►

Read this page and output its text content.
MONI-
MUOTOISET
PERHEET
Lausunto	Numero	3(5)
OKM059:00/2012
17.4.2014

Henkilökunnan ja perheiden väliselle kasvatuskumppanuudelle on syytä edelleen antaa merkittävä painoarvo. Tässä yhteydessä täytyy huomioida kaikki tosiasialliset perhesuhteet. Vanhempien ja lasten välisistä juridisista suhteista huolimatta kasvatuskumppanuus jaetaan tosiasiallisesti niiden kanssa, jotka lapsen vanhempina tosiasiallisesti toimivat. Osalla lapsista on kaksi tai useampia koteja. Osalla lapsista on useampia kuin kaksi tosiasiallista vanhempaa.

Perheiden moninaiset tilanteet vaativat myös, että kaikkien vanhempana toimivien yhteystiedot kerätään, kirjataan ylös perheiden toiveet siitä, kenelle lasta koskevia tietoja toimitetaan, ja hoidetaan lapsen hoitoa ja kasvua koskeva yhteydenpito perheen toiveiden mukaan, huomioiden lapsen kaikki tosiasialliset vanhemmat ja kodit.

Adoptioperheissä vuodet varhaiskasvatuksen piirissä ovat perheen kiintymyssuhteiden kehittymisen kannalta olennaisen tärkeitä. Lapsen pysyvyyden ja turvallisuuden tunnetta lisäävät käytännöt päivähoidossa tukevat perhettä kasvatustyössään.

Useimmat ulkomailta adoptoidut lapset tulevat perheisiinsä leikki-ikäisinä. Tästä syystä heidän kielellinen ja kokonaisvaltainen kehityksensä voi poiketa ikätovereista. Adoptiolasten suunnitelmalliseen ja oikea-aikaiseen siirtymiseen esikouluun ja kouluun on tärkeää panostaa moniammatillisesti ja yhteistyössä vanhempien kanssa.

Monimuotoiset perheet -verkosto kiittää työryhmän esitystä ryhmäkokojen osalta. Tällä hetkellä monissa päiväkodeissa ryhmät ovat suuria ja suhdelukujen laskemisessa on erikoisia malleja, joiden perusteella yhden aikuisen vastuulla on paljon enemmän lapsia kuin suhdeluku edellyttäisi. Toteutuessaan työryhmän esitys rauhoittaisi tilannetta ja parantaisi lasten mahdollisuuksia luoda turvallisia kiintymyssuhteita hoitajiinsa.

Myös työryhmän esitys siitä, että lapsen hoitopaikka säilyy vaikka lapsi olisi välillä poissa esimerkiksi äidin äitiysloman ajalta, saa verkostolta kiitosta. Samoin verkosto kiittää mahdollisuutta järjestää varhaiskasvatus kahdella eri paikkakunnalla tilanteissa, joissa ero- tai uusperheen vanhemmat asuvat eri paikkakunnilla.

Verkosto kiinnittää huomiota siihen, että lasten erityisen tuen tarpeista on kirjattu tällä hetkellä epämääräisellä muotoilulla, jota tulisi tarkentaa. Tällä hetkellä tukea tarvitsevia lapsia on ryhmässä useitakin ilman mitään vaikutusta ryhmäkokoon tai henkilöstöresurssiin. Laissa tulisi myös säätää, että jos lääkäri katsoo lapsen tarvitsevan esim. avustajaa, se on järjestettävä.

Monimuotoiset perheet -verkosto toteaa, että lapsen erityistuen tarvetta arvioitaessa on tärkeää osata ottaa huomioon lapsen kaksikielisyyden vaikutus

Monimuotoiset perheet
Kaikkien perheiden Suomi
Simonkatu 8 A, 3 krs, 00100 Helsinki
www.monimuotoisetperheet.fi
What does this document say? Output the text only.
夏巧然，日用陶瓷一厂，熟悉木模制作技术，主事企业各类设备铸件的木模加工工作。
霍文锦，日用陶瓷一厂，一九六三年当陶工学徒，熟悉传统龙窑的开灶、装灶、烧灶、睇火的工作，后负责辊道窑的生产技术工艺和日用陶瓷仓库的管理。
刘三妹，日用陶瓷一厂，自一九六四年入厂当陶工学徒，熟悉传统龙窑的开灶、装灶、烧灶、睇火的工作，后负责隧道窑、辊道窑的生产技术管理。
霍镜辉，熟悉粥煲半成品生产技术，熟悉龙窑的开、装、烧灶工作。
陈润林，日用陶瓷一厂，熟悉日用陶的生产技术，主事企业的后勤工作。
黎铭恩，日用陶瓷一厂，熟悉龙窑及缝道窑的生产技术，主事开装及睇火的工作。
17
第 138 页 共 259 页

◄

- **TASK PROMPT**:
Make an exact copy of the material above.

- **TASK SOLUTION**:
Read this page and output its text content.
MONI-
MUOTOISET
PERHEET
Lausunto	Numero	3(5)
OKM059:00/2012
17.4.2014

Henkilökunnan ja perheiden väliselle kasvatuskumppanuudelle on syytä edelleen antaa merkittävä painoarvo. Tässä yhteydessä täytyy huomioida kaikki tosiasialliset perhesuhteet. Vanhempien ja lasten välisistä juridisista suhteista huolimatta kasvatuskumppanuus jaetaan tosiasiallisesti niiden kanssa, jotka lapsen vanhempina tosiasiallisesti toimivat. Osalla lapsista on kaksi tai useampia koteja. Osalla lapsista on useampia kuin kaksi tosiasiallista vanhempaa.

Perheiden moninaiset tilanteet vaativat myös, että kaikkien vanhempana toimivien yhteystiedot kerätään, kirjataan ylös perheiden toiveet siitä, kenelle lasta koskevia tietoja toimitetaan, ja hoidetaan lapsen hoitoa ja kasvua koskeva yhteydenpito perheen toiveiden mukaan, huomioiden lapsen kaikki tosiasialliset vanhemmat ja kodit.

Adoptioperheissä vuodet varhaiskasvatuksen piirissä ovat perheen kiintymyssuhteiden kehittymisen kannalta olennaisen tärkeitä. Lapsen pysyvyyden ja turvallisuuden tunnetta lisäävät käytännöt päivähoidossa tukevat perhettä kasvatustyössään.

Useimmat ulkomailta adoptoidut lapset tulevat perheisiinsä leikki-ikäisinä. Tästä syystä heidän kielellinen ja kokonaisvaltainen kehityksensä voi poiketa ikätovereista. Adoptiolasten suunnitelmalliseen ja oikea-aikaiseen siirtymiseen esikouluun ja kouluun on tärkeää panostaa moniammatillisesti ja yhteistyössä vanhempien kanssa.

Monimuotoiset perheet -verkosto kiittää työryhmän esitystä ryhmäkokojen osalta. Tällä hetkellä monissa päiväkodeissa ryhmät ovat suuria ja suhdelukujen laskemisessa on erikoisia malleja, joiden perusteella yhden aikuisen vastuulla on paljon enemmän lapsia kuin suhdeluku edellyttäisi. Toteutuessaan työryhmän esitys rauhoittaisi tilannetta ja parantaisi lasten mahdollisuuksia luoda turvallisia kiintymyssuhteita hoitajiinsa.

Myös työryhmän esitys siitä, että lapsen hoitopaikka säilyy vaikka lapsi olisi välillä poissa esimerkiksi äidin äitiysloman ajalta, saa verkostolta kiitosta. Samoin verkosto kiittää mahdollisuutta järjestää varhaiskasvatus kahdella eri paikkakunnalla tilanteissa, joissa ero- tai uusperheen vanhemmat asuvat eri paikkakunnilla.

Verkosto kiinnittää huomiota siihen, että lasten erityisen tuen tarpeista on kirjattu tällä hetkellä epämääräisellä muotoilulla, jota tulisi tarkentaa. Tällä hetkellä tukea tarvitsevia lapsia on ryhmässä useitakin ilman mitään vaikutusta ryhmäkokoon tai henkilöstöresurssiin. Laissa tulisi myös säätää, että jos lääkäri katsoo lapsen tarvitsevan esim. avustajaa, se on järjestettävä.

Monimuotoiset perheet -verkosto toteaa, että lapsen erityistuen tarvetta arvioitaessa on tärkeää osata ottaa huomioon lapsen kaksikielisyyden vaikutus

Monimuotoiset perheet
Kaikkien perheiden Suomi
Simonkatu 8 A, 3 krs, 00100 Helsinki
www.monimuotoisetperheet.fi
What does this document say? Output the text only.
夏巧然，日用陶瓷一厂，熟悉木模制作技术，主事企业各类设备铸件的木模加工工作。
霍文锦，日用陶瓷一厂，一九六三年当陶工学徒，熟悉传统龙窑的开灶、装灶、烧灶、睇火的工作，后负责辊道窑的生产技术工艺和日用陶瓷仓库的管理。
刘三妹，日用陶瓷一厂，自一九六四年入厂当陶工学徒，熟悉传统龙窑的开灶、装灶、烧灶、睇火的工作，后负责隧道窑、辊道窑的生产技术管理。
霍镜辉，熟悉粥煲半成品生产技术，熟悉龙窑的开、装、烧灶工作。
陈润林，日用陶瓷一厂，熟悉日用陶的生产技术，主事企业的后勤工作。
黎铭恩，日用陶瓷一厂，熟悉龙窑及缝道窑的生产技术，主事开装及睇火的工作。
17
第 138 页 共 259 页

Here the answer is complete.